═══ Records shown

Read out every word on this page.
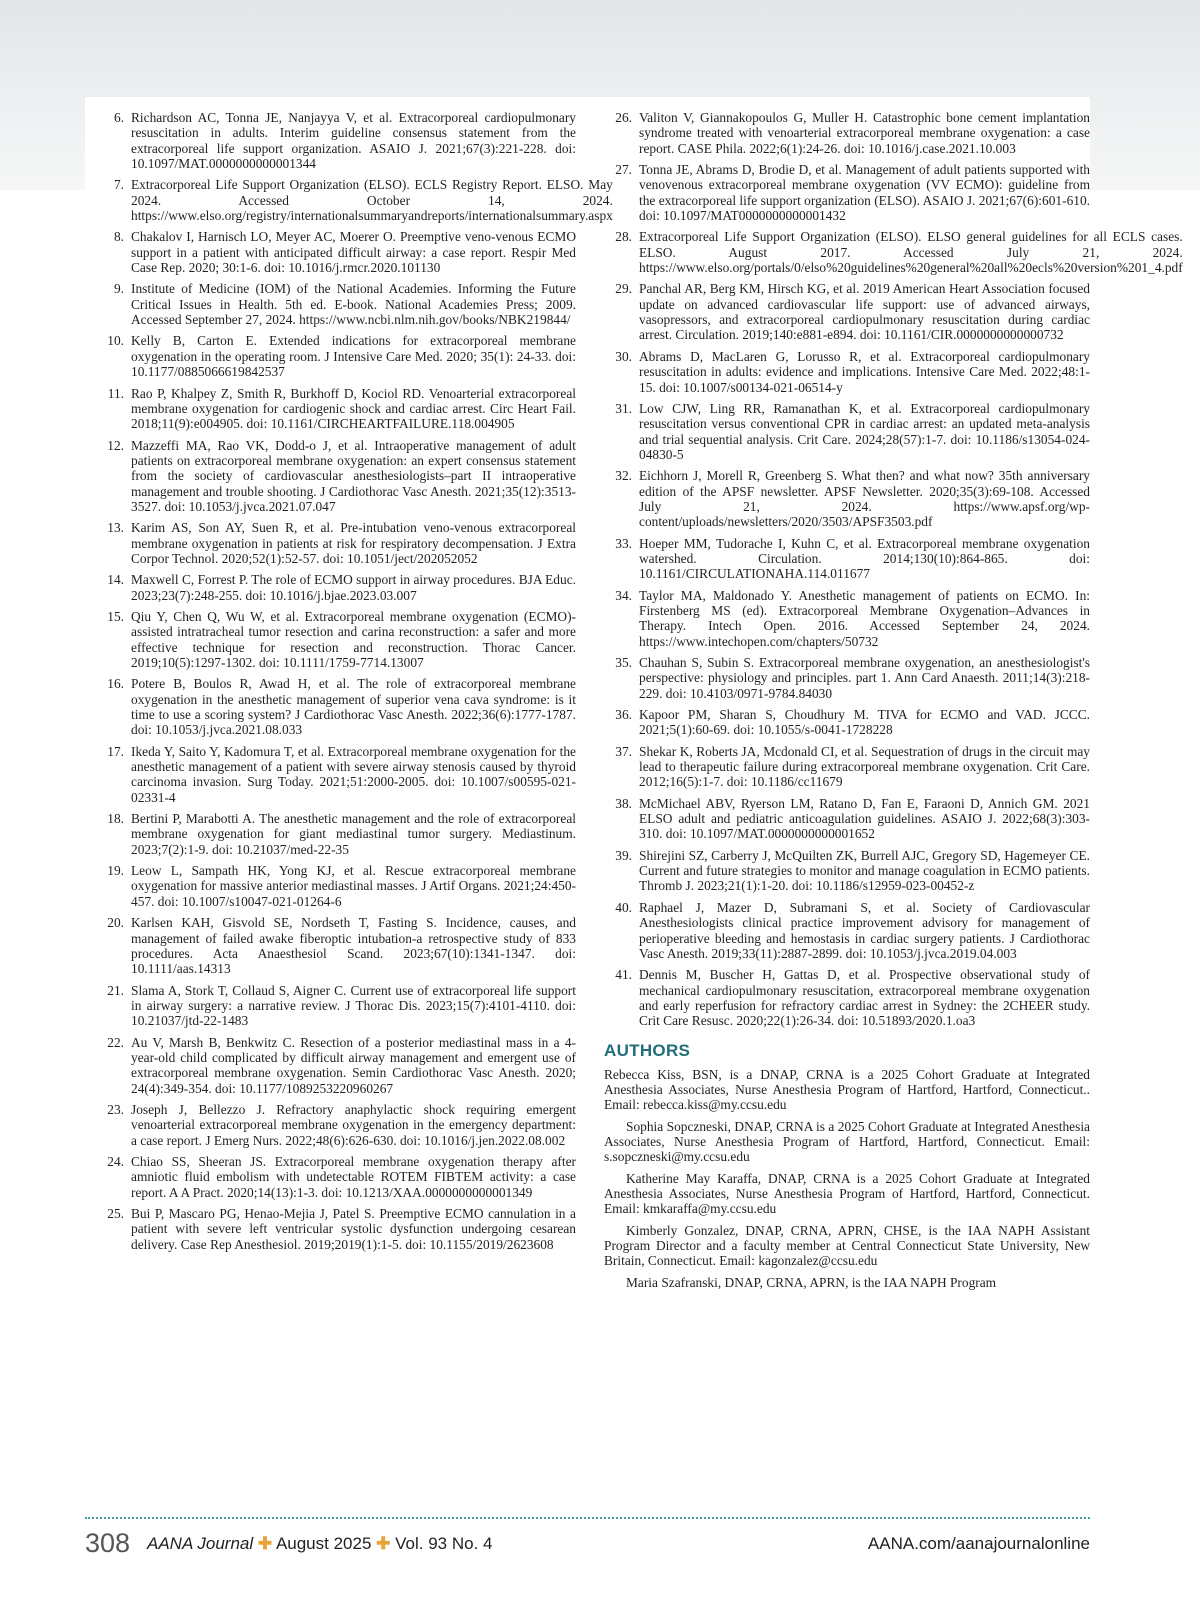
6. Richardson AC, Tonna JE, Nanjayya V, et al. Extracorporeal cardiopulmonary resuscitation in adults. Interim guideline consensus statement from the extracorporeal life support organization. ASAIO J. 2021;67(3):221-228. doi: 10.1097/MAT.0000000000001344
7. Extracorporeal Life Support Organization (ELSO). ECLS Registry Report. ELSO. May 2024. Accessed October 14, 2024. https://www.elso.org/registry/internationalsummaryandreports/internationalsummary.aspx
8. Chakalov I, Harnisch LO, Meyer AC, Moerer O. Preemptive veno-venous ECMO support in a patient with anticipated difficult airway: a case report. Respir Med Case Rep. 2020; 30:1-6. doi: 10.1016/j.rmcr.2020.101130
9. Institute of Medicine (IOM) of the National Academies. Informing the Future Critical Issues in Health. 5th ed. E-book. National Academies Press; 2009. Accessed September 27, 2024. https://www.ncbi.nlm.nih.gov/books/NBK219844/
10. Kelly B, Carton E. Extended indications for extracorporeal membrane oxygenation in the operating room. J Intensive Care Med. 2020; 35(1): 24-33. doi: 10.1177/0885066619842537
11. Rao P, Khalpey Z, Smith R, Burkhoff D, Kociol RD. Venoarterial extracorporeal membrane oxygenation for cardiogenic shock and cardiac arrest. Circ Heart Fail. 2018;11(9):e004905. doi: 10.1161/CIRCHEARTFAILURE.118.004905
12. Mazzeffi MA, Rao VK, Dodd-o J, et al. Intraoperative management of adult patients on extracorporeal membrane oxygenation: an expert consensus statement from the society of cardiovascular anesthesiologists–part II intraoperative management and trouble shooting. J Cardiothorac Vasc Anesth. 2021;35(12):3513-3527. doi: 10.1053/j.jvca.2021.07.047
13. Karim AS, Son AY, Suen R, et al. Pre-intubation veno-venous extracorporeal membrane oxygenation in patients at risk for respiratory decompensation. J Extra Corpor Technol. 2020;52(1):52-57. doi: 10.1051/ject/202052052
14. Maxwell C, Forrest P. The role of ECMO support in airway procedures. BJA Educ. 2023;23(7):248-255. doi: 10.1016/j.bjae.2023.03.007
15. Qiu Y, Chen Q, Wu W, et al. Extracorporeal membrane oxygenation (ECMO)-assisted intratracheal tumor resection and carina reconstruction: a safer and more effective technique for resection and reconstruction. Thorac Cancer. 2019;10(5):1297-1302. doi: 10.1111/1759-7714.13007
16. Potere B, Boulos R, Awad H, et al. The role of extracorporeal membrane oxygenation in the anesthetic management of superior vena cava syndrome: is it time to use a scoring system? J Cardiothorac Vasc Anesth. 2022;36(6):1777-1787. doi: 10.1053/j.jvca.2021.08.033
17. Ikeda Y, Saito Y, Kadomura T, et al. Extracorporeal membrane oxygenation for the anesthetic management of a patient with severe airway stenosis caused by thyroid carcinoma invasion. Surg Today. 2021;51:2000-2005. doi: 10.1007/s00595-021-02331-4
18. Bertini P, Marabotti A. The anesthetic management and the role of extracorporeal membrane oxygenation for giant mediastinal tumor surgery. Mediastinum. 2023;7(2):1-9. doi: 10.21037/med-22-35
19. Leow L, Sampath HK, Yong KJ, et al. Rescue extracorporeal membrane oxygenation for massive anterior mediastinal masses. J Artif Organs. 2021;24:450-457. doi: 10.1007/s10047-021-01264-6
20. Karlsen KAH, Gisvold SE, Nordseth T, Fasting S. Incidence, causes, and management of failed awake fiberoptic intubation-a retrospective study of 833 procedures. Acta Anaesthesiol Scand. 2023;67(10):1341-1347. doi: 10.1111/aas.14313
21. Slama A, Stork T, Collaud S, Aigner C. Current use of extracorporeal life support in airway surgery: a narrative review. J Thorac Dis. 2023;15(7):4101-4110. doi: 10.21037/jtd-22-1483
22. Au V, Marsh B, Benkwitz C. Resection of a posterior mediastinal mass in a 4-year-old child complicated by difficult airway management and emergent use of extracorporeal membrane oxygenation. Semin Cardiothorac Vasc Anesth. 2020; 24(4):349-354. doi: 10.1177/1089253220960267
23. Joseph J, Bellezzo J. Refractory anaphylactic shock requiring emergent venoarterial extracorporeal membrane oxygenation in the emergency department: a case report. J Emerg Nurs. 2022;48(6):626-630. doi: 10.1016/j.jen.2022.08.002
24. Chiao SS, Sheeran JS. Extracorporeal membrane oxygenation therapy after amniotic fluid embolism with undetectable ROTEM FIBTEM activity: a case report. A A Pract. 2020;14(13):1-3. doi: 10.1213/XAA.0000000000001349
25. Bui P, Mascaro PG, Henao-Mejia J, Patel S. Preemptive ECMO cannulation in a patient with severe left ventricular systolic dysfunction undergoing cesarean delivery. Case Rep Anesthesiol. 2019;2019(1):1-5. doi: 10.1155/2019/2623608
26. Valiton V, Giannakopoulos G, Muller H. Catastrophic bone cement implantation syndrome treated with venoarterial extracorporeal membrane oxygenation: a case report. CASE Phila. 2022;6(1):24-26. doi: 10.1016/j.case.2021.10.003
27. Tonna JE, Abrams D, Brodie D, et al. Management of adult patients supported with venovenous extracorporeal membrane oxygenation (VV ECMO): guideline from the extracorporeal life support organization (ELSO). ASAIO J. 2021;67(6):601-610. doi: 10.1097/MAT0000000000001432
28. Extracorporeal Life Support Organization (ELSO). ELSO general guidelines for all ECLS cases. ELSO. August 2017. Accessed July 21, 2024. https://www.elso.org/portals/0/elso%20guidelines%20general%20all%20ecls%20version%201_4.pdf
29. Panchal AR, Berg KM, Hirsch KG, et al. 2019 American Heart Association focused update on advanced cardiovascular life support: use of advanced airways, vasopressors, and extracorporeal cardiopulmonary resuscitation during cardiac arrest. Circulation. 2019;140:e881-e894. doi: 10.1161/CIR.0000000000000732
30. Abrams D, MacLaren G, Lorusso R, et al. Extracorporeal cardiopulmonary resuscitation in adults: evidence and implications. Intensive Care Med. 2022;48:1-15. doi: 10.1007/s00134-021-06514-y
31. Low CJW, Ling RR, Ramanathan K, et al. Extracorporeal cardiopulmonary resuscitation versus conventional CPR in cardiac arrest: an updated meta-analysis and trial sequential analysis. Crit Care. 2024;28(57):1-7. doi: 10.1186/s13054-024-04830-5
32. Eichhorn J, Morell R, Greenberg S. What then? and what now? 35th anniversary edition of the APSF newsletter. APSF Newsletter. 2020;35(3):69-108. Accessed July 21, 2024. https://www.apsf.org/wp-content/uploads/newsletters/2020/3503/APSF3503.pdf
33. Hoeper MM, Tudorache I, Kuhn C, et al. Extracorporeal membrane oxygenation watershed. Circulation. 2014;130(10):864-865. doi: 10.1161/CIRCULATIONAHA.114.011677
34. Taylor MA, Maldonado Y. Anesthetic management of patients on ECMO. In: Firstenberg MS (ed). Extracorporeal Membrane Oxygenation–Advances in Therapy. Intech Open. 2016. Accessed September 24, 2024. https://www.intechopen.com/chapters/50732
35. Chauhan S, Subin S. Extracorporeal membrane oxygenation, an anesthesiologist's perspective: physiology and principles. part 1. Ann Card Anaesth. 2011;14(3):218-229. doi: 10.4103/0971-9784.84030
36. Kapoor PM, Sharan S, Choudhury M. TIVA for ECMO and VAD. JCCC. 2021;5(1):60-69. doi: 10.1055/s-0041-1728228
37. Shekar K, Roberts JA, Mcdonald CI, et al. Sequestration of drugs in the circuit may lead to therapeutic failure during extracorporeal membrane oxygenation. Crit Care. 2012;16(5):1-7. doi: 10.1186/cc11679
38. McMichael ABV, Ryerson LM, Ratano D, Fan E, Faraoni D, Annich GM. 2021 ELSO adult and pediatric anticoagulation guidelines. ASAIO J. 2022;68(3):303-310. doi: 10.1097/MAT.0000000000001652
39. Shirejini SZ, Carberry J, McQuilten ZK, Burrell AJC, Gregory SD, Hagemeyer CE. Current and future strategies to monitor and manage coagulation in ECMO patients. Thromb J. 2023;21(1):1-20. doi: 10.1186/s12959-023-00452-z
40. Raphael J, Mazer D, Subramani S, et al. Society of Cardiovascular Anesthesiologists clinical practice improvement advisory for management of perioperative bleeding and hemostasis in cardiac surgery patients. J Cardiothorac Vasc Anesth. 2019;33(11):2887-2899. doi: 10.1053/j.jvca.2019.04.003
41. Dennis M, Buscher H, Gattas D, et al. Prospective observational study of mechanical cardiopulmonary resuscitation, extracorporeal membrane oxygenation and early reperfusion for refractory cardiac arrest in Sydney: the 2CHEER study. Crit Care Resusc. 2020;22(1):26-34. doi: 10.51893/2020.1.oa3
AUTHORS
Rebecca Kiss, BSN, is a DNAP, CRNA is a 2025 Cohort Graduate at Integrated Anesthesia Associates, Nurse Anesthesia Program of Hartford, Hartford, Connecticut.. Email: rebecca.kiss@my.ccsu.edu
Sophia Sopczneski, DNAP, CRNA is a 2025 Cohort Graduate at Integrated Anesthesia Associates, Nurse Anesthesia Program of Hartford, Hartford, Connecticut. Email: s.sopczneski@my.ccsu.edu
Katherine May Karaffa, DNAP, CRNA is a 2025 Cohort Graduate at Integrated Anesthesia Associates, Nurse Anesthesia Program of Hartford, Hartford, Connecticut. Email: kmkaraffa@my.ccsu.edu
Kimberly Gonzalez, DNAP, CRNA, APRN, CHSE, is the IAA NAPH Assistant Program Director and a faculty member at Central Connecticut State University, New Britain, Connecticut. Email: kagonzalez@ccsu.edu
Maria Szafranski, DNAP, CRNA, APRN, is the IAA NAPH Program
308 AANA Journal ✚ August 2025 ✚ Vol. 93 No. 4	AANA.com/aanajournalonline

══════
═══ Records shown

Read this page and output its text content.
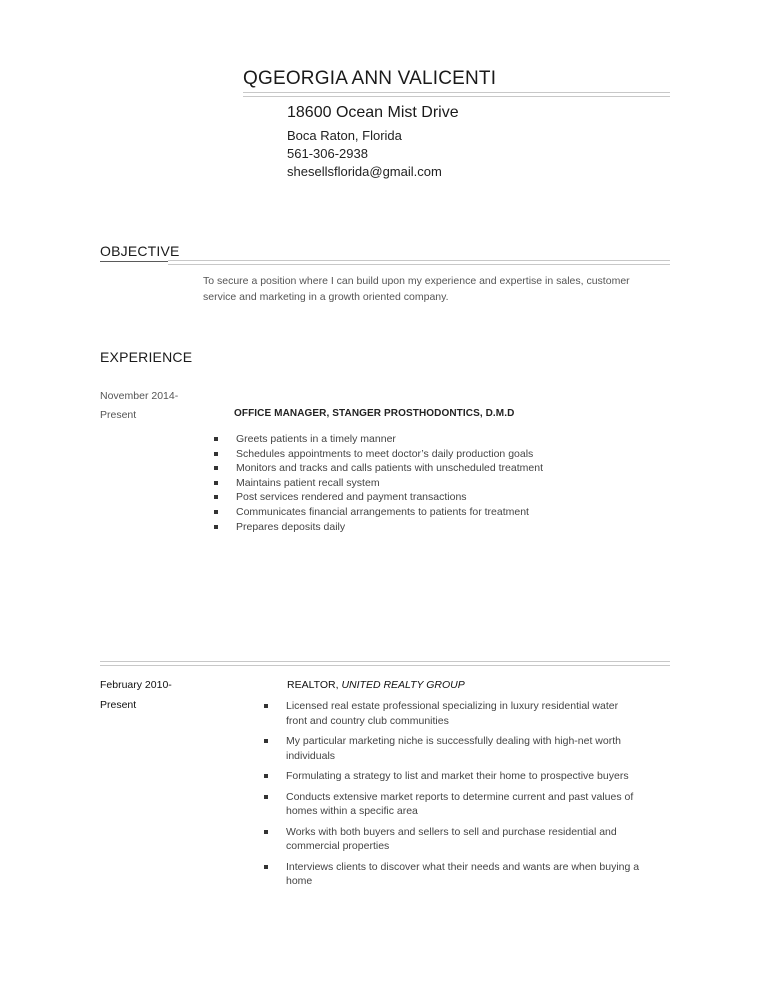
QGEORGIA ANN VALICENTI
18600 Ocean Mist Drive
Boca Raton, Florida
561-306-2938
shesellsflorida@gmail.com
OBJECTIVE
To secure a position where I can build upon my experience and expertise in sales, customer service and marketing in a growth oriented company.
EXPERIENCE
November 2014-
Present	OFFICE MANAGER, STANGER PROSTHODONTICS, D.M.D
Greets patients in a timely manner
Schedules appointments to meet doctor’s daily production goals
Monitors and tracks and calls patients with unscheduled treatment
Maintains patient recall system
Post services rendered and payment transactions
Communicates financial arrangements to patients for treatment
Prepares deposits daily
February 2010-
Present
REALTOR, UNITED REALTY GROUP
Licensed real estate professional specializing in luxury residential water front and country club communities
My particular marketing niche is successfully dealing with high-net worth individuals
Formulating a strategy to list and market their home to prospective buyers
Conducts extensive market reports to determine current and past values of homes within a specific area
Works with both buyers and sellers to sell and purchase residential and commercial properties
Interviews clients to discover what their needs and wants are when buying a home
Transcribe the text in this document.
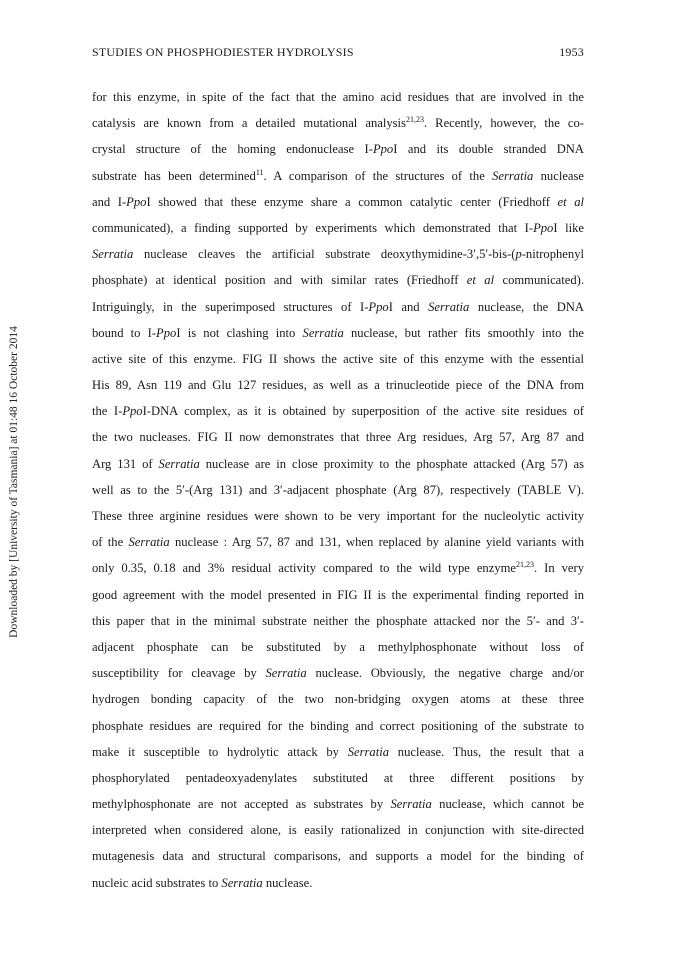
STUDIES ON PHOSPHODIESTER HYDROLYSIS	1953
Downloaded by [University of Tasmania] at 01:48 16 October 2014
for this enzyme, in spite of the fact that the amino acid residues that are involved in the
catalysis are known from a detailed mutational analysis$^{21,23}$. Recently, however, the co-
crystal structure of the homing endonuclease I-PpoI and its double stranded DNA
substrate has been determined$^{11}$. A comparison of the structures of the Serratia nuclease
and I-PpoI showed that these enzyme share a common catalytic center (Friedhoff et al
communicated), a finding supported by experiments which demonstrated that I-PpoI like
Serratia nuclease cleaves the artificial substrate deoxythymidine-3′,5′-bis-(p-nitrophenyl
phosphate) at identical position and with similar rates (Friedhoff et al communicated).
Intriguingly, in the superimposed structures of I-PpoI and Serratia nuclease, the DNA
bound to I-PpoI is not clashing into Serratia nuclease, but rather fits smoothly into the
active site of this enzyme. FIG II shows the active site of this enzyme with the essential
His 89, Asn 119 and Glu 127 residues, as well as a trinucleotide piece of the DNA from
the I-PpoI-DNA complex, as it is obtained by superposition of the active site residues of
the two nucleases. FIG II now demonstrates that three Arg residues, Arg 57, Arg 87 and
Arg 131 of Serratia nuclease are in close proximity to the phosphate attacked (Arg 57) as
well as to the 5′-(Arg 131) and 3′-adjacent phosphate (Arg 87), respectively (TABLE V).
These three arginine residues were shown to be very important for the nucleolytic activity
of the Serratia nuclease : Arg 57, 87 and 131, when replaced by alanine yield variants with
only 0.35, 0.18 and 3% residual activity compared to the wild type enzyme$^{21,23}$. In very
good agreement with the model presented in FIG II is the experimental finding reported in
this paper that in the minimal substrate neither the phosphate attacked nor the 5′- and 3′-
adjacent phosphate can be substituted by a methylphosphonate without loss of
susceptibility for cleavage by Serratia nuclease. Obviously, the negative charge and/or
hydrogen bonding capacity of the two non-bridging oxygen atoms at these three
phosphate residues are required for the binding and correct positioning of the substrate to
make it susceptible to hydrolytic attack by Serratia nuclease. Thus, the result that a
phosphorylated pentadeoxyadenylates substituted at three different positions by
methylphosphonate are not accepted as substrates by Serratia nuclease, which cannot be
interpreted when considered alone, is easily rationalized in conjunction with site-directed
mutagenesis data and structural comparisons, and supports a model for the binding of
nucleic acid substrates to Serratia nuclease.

══════
═══ Records shown

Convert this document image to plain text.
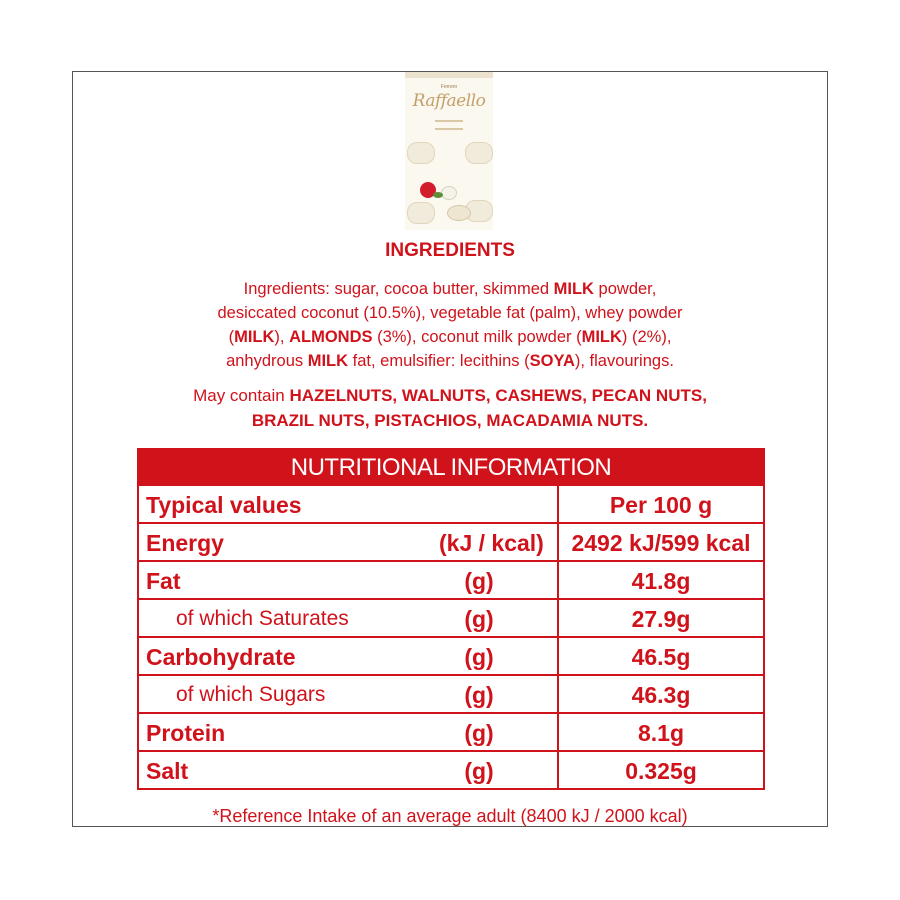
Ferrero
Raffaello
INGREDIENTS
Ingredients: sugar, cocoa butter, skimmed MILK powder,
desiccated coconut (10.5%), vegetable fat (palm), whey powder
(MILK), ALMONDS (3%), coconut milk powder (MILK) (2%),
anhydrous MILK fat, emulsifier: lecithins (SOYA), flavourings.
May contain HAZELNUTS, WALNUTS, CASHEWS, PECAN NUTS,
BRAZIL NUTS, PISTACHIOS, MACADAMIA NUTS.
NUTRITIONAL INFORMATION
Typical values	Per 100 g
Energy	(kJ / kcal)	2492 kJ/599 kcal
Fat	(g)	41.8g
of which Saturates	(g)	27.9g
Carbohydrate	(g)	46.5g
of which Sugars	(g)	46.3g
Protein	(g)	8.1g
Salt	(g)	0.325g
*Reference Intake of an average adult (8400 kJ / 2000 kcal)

══════

The answer consists of every line above in which the word "page" occurs.

» Response for this exercise:
Read out every word on this page.
Read this page and output its text content.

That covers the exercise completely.